Given exercise — The listing below is the input. Say how many of its lines contain "hurt", giving the number alone.

####

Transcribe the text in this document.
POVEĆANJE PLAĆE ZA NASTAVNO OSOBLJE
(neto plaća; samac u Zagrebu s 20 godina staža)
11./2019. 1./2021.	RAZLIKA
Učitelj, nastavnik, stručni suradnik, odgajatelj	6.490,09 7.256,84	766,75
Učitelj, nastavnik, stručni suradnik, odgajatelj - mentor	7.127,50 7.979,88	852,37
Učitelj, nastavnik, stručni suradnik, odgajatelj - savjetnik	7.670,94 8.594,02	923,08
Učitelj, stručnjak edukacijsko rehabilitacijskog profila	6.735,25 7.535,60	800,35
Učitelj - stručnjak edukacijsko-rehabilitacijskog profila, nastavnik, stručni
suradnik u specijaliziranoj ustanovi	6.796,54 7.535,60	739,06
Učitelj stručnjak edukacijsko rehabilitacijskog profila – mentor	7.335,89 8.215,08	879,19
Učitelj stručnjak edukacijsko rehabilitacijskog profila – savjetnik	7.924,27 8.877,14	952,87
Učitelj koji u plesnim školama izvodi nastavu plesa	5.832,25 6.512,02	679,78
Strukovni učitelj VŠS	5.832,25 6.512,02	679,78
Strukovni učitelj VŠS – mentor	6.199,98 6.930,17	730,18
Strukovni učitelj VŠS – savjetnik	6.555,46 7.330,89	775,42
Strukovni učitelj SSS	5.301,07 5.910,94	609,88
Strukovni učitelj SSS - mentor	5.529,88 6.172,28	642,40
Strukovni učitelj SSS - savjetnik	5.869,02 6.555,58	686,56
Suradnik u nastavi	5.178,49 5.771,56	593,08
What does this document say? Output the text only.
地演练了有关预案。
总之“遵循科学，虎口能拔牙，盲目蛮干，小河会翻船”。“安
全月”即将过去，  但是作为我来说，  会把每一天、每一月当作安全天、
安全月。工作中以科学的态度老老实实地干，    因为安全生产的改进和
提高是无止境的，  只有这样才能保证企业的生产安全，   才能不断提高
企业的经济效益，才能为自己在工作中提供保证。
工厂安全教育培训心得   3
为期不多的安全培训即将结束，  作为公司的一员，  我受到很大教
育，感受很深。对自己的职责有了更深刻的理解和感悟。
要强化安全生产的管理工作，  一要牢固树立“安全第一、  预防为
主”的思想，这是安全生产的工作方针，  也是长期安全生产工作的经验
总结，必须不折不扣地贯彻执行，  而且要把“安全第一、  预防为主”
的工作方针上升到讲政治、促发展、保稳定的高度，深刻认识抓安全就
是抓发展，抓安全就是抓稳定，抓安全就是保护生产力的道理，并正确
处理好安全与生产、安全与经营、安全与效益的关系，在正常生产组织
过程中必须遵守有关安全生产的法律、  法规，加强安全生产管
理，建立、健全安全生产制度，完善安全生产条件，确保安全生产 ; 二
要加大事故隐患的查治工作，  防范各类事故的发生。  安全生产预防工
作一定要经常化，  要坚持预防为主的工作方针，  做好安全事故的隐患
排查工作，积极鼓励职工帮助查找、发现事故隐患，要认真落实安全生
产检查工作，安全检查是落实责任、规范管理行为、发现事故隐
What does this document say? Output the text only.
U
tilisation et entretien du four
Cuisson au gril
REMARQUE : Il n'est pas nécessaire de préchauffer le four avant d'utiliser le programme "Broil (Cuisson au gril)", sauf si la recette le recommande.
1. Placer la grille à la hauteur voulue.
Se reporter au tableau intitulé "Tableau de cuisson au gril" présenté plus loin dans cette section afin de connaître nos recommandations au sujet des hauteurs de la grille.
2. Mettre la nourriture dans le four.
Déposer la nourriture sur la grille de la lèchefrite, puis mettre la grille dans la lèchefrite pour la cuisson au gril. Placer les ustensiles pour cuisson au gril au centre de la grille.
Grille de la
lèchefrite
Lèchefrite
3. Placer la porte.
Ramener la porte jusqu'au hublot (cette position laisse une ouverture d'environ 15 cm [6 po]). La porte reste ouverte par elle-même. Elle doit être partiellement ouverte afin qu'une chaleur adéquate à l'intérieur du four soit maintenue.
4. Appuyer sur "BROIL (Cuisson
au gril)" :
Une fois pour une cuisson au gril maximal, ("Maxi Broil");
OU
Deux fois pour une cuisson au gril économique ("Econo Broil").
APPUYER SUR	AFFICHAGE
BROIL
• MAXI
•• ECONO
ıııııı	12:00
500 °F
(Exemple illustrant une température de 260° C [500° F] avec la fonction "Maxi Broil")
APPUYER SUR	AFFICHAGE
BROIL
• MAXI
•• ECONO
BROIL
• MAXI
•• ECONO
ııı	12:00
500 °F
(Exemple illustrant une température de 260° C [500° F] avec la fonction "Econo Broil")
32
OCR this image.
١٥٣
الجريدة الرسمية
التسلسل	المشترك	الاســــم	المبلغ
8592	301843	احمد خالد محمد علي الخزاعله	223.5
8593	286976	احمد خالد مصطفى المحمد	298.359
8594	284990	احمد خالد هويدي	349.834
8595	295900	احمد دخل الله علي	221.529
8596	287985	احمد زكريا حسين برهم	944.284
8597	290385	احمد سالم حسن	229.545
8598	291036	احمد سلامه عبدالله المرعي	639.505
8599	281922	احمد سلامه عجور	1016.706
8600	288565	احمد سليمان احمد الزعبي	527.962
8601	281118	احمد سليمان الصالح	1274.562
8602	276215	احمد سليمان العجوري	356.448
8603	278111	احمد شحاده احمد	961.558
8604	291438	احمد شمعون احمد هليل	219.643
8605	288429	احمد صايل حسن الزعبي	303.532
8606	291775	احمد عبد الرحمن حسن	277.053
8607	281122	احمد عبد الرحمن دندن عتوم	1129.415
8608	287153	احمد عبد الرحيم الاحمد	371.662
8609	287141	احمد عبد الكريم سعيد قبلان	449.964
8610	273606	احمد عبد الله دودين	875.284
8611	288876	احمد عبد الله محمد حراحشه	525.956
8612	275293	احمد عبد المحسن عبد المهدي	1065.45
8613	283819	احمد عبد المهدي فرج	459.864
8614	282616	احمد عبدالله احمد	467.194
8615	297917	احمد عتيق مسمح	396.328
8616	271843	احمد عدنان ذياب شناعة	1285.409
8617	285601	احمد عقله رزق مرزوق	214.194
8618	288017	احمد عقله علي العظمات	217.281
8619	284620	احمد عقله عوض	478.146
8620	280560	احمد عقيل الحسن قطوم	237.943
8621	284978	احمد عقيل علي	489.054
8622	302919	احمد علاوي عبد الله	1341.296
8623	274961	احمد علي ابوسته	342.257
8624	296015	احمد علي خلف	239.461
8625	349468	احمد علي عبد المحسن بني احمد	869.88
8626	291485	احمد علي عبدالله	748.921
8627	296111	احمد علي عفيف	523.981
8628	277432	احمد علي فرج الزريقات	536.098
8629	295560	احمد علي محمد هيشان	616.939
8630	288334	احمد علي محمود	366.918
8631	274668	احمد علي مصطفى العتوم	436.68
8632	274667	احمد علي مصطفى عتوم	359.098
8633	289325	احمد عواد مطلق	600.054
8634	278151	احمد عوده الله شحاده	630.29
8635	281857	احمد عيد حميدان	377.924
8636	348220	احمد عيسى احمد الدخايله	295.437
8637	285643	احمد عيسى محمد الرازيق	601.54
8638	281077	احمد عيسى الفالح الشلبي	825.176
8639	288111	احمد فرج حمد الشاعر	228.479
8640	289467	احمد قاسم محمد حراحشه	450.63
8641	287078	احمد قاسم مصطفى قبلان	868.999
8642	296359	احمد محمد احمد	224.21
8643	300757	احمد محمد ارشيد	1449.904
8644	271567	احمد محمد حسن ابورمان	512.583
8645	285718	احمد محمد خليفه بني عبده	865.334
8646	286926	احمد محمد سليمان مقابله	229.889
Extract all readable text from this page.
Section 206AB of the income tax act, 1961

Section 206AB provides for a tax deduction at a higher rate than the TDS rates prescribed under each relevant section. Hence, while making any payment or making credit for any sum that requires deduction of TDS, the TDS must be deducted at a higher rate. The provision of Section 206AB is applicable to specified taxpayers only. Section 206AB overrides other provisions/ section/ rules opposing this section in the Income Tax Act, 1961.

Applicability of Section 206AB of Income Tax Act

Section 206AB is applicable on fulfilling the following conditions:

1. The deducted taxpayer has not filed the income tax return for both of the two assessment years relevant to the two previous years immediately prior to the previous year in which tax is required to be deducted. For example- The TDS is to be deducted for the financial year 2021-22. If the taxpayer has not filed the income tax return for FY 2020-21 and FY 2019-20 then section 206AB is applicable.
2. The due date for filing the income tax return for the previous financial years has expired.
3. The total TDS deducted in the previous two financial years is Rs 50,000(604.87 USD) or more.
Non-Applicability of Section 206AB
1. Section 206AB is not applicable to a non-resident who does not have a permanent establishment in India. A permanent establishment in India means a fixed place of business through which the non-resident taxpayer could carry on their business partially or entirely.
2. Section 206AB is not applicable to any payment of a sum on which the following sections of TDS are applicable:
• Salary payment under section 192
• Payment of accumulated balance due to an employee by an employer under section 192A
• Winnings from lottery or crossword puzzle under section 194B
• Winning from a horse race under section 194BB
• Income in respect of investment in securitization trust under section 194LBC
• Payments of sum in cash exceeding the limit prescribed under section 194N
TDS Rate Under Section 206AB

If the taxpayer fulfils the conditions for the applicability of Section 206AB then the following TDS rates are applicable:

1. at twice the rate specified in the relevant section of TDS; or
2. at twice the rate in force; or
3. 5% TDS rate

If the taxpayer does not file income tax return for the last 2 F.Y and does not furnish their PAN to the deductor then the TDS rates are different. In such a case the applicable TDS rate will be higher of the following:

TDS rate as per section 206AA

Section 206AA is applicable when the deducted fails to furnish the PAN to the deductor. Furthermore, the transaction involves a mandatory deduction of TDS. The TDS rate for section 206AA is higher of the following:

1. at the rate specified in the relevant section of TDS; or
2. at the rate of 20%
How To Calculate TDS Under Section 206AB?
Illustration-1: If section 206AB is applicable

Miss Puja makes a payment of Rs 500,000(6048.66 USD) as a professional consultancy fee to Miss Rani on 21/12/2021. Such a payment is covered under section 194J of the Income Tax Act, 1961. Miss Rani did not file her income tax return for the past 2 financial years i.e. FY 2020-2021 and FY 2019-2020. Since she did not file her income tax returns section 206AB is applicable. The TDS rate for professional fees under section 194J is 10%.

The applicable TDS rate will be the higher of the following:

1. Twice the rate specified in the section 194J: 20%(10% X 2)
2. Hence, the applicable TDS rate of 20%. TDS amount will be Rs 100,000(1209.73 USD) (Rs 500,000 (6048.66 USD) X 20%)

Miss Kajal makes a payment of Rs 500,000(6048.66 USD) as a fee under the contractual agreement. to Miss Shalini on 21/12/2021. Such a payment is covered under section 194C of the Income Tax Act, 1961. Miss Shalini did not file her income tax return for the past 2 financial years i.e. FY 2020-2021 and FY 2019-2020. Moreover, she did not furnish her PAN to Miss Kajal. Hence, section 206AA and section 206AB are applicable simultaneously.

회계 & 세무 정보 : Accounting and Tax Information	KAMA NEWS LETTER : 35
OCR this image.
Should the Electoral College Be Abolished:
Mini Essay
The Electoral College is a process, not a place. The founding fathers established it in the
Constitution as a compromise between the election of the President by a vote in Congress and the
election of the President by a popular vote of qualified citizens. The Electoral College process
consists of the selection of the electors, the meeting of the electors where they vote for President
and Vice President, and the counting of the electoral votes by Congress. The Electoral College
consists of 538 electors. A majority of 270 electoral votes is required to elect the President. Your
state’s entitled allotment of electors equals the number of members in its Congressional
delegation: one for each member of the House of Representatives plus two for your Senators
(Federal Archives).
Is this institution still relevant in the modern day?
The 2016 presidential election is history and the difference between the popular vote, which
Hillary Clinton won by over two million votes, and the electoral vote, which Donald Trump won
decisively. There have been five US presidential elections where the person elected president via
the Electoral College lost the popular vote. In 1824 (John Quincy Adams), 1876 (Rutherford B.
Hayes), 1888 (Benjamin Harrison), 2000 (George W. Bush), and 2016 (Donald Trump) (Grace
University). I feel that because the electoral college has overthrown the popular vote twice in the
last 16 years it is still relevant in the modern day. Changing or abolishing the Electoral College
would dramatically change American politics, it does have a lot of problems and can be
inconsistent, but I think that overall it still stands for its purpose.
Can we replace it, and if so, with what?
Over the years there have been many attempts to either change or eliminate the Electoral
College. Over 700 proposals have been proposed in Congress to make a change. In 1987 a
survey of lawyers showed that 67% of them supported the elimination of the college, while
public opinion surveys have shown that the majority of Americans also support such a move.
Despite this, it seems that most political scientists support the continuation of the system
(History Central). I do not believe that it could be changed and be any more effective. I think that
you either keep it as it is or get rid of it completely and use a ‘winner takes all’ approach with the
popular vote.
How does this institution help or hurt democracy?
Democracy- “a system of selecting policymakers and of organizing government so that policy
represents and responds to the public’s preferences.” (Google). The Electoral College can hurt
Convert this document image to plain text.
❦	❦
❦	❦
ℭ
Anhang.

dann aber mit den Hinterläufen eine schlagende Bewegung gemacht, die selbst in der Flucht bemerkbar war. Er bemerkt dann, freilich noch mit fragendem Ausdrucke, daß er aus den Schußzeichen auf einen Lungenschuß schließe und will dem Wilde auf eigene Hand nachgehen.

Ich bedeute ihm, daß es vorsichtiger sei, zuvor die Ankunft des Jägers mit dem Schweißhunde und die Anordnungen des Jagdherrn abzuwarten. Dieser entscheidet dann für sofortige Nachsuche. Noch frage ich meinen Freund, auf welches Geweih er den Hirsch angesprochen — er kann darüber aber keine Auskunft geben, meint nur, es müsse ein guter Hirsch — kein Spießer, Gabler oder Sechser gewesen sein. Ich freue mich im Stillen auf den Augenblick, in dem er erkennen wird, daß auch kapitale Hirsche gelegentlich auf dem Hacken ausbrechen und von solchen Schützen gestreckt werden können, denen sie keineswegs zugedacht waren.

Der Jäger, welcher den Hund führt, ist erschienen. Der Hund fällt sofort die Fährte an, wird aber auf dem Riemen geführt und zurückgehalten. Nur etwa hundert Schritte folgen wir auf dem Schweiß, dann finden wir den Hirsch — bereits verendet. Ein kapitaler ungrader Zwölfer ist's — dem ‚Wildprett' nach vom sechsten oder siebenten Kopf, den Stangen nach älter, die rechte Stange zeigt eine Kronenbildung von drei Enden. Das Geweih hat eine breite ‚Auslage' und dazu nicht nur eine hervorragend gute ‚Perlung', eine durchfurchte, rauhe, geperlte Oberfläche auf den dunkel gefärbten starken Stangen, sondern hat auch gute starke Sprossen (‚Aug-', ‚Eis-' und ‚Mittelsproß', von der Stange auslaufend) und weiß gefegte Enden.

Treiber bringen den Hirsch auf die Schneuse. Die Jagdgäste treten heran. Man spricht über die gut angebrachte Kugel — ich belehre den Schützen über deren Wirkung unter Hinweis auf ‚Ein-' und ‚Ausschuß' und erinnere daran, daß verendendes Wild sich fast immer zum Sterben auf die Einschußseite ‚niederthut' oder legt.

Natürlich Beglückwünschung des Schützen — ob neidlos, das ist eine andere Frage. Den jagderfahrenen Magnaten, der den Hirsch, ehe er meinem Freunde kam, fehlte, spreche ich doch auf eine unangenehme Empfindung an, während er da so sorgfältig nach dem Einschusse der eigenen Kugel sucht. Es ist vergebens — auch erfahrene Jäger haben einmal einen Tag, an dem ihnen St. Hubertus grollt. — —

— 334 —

####

Answer to this task — 2